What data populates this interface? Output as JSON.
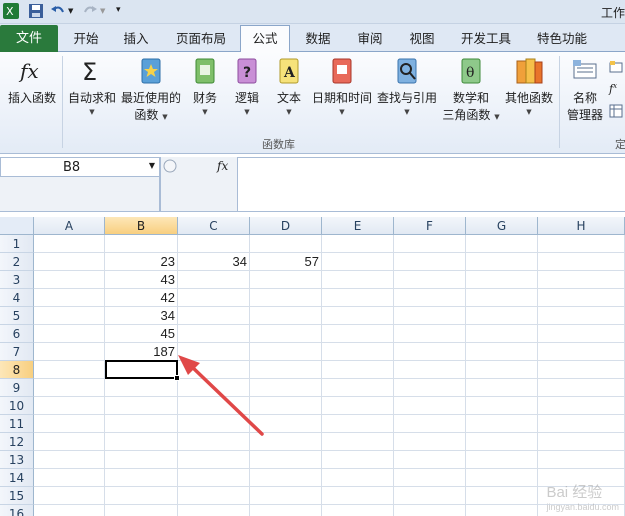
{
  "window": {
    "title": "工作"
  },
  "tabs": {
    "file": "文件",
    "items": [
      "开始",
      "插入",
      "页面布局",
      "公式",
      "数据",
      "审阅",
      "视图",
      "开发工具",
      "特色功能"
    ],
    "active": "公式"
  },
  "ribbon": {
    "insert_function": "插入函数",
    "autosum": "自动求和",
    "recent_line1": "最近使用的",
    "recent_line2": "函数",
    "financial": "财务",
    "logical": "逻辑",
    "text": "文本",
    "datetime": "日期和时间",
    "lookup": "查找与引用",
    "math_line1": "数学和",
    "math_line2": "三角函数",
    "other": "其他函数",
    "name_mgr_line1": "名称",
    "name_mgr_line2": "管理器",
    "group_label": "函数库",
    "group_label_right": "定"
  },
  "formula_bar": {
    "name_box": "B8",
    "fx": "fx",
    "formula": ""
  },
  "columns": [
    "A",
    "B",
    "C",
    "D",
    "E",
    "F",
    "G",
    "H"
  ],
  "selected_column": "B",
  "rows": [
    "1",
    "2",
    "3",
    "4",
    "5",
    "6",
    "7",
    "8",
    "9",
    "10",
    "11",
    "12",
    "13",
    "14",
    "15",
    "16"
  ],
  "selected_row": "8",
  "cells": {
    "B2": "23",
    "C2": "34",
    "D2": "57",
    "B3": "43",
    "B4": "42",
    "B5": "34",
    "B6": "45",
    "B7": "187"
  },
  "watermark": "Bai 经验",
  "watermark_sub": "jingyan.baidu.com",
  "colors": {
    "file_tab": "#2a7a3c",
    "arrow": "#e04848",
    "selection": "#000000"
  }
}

## PROBLEM STATEMENT
Reproduce every line precisely as given, omitting all pictures.

## WORKED ANSWER
What data populates this interface? Output as JSON.
{
  "window": {
    "title": "工作"
  },
  "tabs": {
    "file": "文件",
    "items": [
      "开始",
      "插入",
      "页面布局",
      "公式",
      "数据",
      "审阅",
      "视图",
      "开发工具",
      "特色功能"
    ],
    "active": "公式"
  },
  "ribbon": {
    "insert_function": "插入函数",
    "autosum": "自动求和",
    "recent_line1": "最近使用的",
    "recent_line2": "函数",
    "financial": "财务",
    "logical": "逻辑",
    "text": "文本",
    "datetime": "日期和时间",
    "lookup": "查找与引用",
    "math_line1": "数学和",
    "math_line2": "三角函数",
    "other": "其他函数",
    "name_mgr_line1": "名称",
    "name_mgr_line2": "管理器",
    "group_label": "函数库",
    "group_label_right": "定"
  },
  "formula_bar": {
    "name_box": "B8",
    "fx": "fx",
    "formula": ""
  },
  "columns": [
    "A",
    "B",
    "C",
    "D",
    "E",
    "F",
    "G",
    "H"
  ],
  "selected_column": "B",
  "rows": [
    "1",
    "2",
    "3",
    "4",
    "5",
    "6",
    "7",
    "8",
    "9",
    "10",
    "11",
    "12",
    "13",
    "14",
    "15",
    "16"
  ],
  "selected_row": "8",
  "cells": {
    "B2": "23",
    "C2": "34",
    "D2": "57",
    "B3": "43",
    "B4": "42",
    "B5": "34",
    "B6": "45",
    "B7": "187"
  },
  "watermark": "Bai 经验",
  "watermark_sub": "jingyan.baidu.com",
  "colors": {
    "file_tab": "#2a7a3c",
    "arrow": "#e04848",
    "selection": "#000000"
  }
}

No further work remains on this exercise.